▸ The problem
Where a line contains the string "this", copy that line.

▸ Exercise data
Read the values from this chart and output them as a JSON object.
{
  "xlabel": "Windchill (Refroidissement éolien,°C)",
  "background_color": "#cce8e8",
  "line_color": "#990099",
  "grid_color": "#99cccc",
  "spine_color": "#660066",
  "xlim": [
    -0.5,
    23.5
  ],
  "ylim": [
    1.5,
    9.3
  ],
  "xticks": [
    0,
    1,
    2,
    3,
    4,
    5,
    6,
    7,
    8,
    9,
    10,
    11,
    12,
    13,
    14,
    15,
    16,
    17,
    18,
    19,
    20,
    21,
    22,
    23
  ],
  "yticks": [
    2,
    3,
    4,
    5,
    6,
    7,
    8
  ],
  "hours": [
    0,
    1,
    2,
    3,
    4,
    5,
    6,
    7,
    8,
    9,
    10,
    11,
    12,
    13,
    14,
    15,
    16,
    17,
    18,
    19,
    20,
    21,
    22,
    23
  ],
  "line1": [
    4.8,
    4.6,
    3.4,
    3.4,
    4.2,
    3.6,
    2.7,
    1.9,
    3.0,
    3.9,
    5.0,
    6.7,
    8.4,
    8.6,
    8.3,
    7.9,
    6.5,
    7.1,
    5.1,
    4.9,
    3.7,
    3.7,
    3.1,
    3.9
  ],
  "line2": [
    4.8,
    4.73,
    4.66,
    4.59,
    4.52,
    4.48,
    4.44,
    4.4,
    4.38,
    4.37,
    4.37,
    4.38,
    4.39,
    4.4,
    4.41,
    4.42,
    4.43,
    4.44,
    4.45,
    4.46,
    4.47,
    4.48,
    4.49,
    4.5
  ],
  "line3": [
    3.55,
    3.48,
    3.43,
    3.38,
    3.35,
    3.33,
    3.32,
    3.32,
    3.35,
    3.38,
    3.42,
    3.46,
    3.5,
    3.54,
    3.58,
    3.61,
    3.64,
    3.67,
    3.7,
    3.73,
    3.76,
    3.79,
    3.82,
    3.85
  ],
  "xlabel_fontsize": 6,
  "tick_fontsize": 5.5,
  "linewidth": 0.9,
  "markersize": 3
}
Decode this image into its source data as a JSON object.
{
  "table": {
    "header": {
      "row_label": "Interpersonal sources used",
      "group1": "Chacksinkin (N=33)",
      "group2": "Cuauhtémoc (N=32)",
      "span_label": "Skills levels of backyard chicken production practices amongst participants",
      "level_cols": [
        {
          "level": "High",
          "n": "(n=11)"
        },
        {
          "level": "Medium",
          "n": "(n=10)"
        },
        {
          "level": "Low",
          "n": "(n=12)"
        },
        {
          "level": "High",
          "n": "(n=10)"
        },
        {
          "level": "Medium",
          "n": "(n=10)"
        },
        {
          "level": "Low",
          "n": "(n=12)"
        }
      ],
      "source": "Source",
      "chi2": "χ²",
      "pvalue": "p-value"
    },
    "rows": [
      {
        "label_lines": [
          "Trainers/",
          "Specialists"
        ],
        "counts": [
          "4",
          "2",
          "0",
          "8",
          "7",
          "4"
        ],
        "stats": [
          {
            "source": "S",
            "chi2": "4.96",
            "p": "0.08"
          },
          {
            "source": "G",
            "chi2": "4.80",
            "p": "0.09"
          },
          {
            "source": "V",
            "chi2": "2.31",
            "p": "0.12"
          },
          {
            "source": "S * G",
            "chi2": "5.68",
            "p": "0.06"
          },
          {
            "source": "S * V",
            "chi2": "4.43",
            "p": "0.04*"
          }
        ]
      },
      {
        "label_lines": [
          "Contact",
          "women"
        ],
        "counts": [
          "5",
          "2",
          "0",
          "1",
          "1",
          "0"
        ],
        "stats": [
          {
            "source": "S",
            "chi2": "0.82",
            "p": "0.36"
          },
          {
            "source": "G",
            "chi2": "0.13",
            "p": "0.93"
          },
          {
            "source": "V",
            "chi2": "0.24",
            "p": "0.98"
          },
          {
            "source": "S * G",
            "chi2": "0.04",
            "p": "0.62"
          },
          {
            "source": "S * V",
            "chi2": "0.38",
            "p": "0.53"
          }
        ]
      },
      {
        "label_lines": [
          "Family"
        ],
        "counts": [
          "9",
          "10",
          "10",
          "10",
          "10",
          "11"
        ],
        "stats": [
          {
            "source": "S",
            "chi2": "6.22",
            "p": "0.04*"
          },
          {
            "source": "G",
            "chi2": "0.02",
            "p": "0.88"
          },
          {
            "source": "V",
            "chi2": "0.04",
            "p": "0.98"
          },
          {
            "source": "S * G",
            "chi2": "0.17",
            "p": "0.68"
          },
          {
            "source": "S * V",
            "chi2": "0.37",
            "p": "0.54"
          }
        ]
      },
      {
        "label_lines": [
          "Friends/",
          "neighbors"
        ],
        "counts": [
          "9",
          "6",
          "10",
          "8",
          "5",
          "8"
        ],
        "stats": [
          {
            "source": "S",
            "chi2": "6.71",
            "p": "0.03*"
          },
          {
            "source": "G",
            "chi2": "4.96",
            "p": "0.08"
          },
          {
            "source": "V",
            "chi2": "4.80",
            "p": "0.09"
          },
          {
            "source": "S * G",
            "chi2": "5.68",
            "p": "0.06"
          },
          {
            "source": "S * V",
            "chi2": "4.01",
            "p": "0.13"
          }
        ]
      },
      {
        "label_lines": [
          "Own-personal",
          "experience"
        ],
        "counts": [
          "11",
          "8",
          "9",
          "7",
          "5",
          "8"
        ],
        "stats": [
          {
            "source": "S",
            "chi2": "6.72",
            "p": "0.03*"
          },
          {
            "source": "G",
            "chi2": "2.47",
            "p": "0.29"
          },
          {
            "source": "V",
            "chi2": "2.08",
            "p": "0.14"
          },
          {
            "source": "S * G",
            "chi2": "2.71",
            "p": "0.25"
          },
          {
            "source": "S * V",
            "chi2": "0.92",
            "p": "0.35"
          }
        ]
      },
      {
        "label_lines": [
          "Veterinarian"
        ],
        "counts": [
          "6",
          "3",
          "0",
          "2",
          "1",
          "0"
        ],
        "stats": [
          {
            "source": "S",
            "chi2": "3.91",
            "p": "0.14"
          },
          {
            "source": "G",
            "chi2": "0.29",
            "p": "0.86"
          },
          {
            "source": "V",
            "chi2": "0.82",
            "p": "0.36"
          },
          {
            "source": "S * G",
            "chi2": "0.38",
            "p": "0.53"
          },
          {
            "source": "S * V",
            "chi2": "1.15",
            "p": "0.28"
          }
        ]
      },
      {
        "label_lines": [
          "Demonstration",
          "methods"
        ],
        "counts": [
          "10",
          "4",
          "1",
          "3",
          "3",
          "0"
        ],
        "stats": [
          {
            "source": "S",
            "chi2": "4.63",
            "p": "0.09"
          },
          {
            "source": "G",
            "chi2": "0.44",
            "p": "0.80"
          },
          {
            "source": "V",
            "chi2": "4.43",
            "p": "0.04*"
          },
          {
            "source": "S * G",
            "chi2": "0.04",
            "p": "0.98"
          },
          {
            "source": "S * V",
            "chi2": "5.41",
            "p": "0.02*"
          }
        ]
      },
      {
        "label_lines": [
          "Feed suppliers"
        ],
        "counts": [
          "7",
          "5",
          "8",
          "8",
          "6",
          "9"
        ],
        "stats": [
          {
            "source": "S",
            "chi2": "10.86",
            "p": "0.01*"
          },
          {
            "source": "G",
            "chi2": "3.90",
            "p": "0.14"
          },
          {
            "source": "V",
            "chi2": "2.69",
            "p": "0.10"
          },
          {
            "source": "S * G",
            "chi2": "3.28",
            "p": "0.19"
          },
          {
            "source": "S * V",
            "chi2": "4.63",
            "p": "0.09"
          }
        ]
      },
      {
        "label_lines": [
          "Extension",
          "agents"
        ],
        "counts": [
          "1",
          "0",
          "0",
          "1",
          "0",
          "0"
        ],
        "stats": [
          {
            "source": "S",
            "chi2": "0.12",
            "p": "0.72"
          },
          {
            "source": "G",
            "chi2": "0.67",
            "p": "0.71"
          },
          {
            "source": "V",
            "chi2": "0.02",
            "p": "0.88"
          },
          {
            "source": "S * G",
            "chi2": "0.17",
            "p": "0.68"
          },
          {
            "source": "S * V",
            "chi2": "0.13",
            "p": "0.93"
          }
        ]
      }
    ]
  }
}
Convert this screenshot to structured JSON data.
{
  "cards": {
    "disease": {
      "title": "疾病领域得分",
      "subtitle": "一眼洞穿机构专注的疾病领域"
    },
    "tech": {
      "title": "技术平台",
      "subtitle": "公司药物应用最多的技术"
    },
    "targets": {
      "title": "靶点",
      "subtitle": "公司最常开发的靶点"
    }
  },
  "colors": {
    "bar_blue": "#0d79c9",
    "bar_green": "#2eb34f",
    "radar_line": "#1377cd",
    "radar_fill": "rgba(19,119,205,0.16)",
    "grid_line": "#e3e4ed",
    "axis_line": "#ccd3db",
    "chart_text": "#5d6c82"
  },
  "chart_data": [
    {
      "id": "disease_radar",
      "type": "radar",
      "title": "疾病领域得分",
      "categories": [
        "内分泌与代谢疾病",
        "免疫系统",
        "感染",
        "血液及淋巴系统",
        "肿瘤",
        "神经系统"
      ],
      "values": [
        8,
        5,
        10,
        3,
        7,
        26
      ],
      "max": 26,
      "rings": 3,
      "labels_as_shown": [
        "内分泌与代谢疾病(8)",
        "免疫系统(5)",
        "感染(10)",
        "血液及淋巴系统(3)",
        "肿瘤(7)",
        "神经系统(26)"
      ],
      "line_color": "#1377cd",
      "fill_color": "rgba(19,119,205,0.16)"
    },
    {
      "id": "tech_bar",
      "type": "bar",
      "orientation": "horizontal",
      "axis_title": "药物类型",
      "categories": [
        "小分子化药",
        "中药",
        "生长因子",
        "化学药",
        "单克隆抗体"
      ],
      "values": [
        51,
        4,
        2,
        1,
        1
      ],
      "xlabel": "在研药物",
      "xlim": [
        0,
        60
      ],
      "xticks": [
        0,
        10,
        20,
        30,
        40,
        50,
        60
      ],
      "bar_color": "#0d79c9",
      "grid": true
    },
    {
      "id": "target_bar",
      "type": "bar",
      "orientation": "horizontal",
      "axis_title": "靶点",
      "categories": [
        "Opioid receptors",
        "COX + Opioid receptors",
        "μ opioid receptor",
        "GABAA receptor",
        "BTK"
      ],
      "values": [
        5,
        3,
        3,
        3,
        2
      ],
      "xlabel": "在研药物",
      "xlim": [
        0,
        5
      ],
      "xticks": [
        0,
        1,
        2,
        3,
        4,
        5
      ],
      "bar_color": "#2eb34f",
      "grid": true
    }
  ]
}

▸ The solution
Read the values from this chart and output them as a JSON object.
Decode this image into its source data as a JSON object.
Convert this screenshot to structured JSON data.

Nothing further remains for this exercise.